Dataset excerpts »
"""
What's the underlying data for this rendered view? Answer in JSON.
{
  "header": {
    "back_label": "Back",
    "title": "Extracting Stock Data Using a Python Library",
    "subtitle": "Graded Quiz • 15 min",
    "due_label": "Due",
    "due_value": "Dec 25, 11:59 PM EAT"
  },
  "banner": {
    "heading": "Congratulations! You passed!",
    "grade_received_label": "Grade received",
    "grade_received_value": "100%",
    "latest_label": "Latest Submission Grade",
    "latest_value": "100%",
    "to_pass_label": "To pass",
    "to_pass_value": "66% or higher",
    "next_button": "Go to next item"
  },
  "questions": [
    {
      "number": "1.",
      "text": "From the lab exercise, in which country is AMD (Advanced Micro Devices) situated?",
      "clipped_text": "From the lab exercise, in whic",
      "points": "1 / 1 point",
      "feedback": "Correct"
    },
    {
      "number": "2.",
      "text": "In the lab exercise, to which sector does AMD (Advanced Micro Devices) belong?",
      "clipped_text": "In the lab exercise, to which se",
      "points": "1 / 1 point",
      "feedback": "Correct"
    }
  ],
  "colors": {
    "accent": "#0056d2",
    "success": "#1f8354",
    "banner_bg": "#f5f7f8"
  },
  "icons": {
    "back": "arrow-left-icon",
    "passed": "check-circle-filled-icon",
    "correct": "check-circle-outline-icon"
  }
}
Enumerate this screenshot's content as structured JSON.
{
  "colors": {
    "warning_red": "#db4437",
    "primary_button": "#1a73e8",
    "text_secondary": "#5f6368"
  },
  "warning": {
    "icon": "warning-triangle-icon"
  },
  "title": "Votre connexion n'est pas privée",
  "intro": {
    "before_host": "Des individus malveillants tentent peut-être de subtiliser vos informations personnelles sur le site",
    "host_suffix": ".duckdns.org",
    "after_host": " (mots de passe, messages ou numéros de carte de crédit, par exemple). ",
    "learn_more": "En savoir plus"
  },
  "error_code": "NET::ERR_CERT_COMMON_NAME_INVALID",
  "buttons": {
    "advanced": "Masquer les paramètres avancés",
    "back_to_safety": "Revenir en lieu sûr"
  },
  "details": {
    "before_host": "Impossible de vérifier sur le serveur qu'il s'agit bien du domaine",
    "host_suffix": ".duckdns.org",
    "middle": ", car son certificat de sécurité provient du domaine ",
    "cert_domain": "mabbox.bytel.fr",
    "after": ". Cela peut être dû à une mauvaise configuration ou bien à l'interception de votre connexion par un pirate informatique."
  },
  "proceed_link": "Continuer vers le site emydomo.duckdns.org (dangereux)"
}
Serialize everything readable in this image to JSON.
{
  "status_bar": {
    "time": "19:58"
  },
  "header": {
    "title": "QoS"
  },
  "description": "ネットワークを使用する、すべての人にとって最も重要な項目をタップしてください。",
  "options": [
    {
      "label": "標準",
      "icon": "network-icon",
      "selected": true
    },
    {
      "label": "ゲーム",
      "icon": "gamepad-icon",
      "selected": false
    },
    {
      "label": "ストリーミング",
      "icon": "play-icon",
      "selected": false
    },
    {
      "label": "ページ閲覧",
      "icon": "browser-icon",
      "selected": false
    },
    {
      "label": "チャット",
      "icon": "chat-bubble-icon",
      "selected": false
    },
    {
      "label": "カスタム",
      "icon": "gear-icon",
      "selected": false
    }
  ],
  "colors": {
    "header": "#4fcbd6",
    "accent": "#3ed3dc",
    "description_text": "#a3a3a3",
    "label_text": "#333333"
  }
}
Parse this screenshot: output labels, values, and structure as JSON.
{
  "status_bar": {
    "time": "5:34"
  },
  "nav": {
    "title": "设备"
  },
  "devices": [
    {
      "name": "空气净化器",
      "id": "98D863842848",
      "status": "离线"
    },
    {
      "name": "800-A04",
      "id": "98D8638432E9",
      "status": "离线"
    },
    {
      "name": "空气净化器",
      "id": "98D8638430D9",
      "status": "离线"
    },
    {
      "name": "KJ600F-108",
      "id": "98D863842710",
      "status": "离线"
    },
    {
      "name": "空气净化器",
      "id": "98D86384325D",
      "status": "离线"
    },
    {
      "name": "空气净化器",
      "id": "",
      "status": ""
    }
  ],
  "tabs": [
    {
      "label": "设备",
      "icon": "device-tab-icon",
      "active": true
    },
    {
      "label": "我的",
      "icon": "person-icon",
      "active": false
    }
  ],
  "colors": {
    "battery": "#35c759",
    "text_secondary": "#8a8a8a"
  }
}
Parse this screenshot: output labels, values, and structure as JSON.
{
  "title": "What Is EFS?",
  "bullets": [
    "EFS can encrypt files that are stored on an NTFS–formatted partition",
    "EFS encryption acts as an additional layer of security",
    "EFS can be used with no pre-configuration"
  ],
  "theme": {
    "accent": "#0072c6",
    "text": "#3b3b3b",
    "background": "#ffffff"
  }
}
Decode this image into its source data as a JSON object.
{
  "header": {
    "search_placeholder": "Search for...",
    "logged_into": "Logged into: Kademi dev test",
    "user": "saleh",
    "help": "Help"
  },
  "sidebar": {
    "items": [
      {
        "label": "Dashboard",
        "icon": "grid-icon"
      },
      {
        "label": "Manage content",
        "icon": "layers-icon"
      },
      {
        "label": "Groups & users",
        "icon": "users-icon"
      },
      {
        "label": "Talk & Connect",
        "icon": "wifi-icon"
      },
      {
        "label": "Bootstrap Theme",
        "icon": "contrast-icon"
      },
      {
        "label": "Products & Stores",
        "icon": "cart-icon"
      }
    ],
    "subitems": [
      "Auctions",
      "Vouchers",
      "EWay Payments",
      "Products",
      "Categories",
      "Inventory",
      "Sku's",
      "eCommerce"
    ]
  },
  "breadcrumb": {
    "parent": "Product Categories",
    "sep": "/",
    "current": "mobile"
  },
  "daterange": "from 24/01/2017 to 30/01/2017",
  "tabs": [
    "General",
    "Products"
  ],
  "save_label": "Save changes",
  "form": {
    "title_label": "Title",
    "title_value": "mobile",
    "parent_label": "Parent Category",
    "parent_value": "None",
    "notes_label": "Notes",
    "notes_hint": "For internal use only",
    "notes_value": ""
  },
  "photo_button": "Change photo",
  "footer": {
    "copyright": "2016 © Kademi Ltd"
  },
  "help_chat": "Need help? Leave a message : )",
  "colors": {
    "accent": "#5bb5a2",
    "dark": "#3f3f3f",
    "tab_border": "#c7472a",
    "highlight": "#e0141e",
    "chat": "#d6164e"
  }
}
"""
THE EXERCISE » Type out all of the material again, word for word.

ANSWER TO THIS PROBLEM »
What's the underlying data for this rendered view? Answer in JSON.
{
  "header": {
    "back_label": "Back",
    "title": "Extracting Stock Data Using a Python Library",
    "subtitle": "Graded Quiz • 15 min",
    "due_label": "Due",
    "due_value": "Dec 25, 11:59 PM EAT"
  },
  "banner": {
    "heading": "Congratulations! You passed!",
    "grade_received_label": "Grade received",
    "grade_received_value": "100%",
    "latest_label": "Latest Submission Grade",
    "latest_value": "100%",
    "to_pass_label": "To pass",
    "to_pass_value": "66% or higher",
    "next_button": "Go to next item"
  },
  "questions": [
    {
      "number": "1.",
      "text": "From the lab exercise, in which country is AMD (Advanced Micro Devices) situated?",
      "clipped_text": "From the lab exercise, in whic",
      "points": "1 / 1 point",
      "feedback": "Correct"
    },
    {
      "number": "2.",
      "text": "In the lab exercise, to which sector does AMD (Advanced Micro Devices) belong?",
      "clipped_text": "In the lab exercise, to which se",
      "points": "1 / 1 point",
      "feedback": "Correct"
    }
  ],
  "colors": {
    "accent": "#0056d2",
    "success": "#1f8354",
    "banner_bg": "#f5f7f8"
  },
  "icons": {
    "back": "arrow-left-icon",
    "passed": "check-circle-filled-icon",
    "correct": "check-circle-outline-icon"
  }
}
Enumerate this screenshot's content as structured JSON.
{
  "colors": {
    "warning_red": "#db4437",
    "primary_button": "#1a73e8",
    "text_secondary": "#5f6368"
  },
  "warning": {
    "icon": "warning-triangle-icon"
  },
  "title": "Votre connexion n'est pas privée",
  "intro": {
    "before_host": "Des individus malveillants tentent peut-être de subtiliser vos informations personnelles sur le site",
    "host_suffix": ".duckdns.org",
    "after_host": " (mots de passe, messages ou numéros de carte de crédit, par exemple). ",
    "learn_more": "En savoir plus"
  },
  "error_code": "NET::ERR_CERT_COMMON_NAME_INVALID",
  "buttons": {
    "advanced": "Masquer les paramètres avancés",
    "back_to_safety": "Revenir en lieu sûr"
  },
  "details": {
    "before_host": "Impossible de vérifier sur le serveur qu'il s'agit bien du domaine",
    "host_suffix": ".duckdns.org",
    "middle": ", car son certificat de sécurité provient du domaine ",
    "cert_domain": "mabbox.bytel.fr",
    "after": ". Cela peut être dû à une mauvaise configuration ou bien à l'interception de votre connexion par un pirate informatique."
  },
  "proceed_link": "Continuer vers le site emydomo.duckdns.org (dangereux)"
}
Serialize everything readable in this image to JSON.
{
  "status_bar": {
    "time": "19:58"
  },
  "header": {
    "title": "QoS"
  },
  "description": "ネットワークを使用する、すべての人にとって最も重要な項目をタップしてください。",
  "options": [
    {
      "label": "標準",
      "icon": "network-icon",
      "selected": true
    },
    {
      "label": "ゲーム",
      "icon": "gamepad-icon",
      "selected": false
    },
    {
      "label": "ストリーミング",
      "icon": "play-icon",
      "selected": false
    },
    {
      "label": "ページ閲覧",
      "icon": "browser-icon",
      "selected": false
    },
    {
      "label": "チャット",
      "icon": "chat-bubble-icon",
      "selected": false
    },
    {
      "label": "カスタム",
      "icon": "gear-icon",
      "selected": false
    }
  ],
  "colors": {
    "header": "#4fcbd6",
    "accent": "#3ed3dc",
    "description_text": "#a3a3a3",
    "label_text": "#333333"
  }
}
Parse this screenshot: output labels, values, and structure as JSON.
{
  "status_bar": {
    "time": "5:34"
  },
  "nav": {
    "title": "设备"
  },
  "devices": [
    {
      "name": "空气净化器",
      "id": "98D863842848",
      "status": "离线"
    },
    {
      "name": "800-A04",
      "id": "98D8638432E9",
      "status": "离线"
    },
    {
      "name": "空气净化器",
      "id": "98D8638430D9",
      "status": "离线"
    },
    {
      "name": "KJ600F-108",
      "id": "98D863842710",
      "status": "离线"
    },
    {
      "name": "空气净化器",
      "id": "98D86384325D",
      "status": "离线"
    },
    {
      "name": "空气净化器",
      "id": "",
      "status": ""
    }
  ],
  "tabs": [
    {
      "label": "设备",
      "icon": "device-tab-icon",
      "active": true
    },
    {
      "label": "我的",
      "icon": "person-icon",
      "active": false
    }
  ],
  "colors": {
    "battery": "#35c759",
    "text_secondary": "#8a8a8a"
  }
}
Parse this screenshot: output labels, values, and structure as JSON.
{
  "title": "What Is EFS?",
  "bullets": [
    "EFS can encrypt files that are stored on an NTFS–formatted partition",
    "EFS encryption acts as an additional layer of security",
    "EFS can be used with no pre-configuration"
  ],
  "theme": {
    "accent": "#0072c6",
    "text": "#3b3b3b",
    "background": "#ffffff"
  }
}
Decode this image into its source data as a JSON object.
{
  "header": {
    "search_placeholder": "Search for...",
    "logged_into": "Logged into: Kademi dev test",
    "user": "saleh",
    "help": "Help"
  },
  "sidebar": {
    "items": [
      {
        "label": "Dashboard",
        "icon": "grid-icon"
      },
      {
        "label": "Manage content",
        "icon": "layers-icon"
      },
      {
        "label": "Groups & users",
        "icon": "users-icon"
      },
      {
        "label": "Talk & Connect",
        "icon": "wifi-icon"
      },
      {
        "label": "Bootstrap Theme",
        "icon": "contrast-icon"
      },
      {
        "label": "Products & Stores",
        "icon": "cart-icon"
      }
    ],
    "subitems": [
      "Auctions",
      "Vouchers",
      "EWay Payments",
      "Products",
      "Categories",
      "Inventory",
      "Sku's",
      "eCommerce"
    ]
  },
  "breadcrumb": {
    "parent": "Product Categories",
    "sep": "/",
    "current": "mobile"
  },
  "daterange": "from 24/01/2017 to 30/01/2017",
  "tabs": [
    "General",
    "Products"
  ],
  "save_label": "Save changes",
  "form": {
    "title_label": "Title",
    "title_value": "mobile",
    "parent_label": "Parent Category",
    "parent_value": "None",
    "notes_label": "Notes",
    "notes_hint": "For internal use only",
    "notes_value": ""
  },
  "photo_button": "Change photo",
  "footer": {
    "copyright": "2016 © Kademi Ltd"
  },
  "help_chat": "Need help? Leave a message : )",
  "colors": {
    "accent": "#5bb5a2",
    "dark": "#3f3f3f",
    "tab_border": "#c7472a",
    "highlight": "#e0141e",
    "chat": "#d6164e"
  }
}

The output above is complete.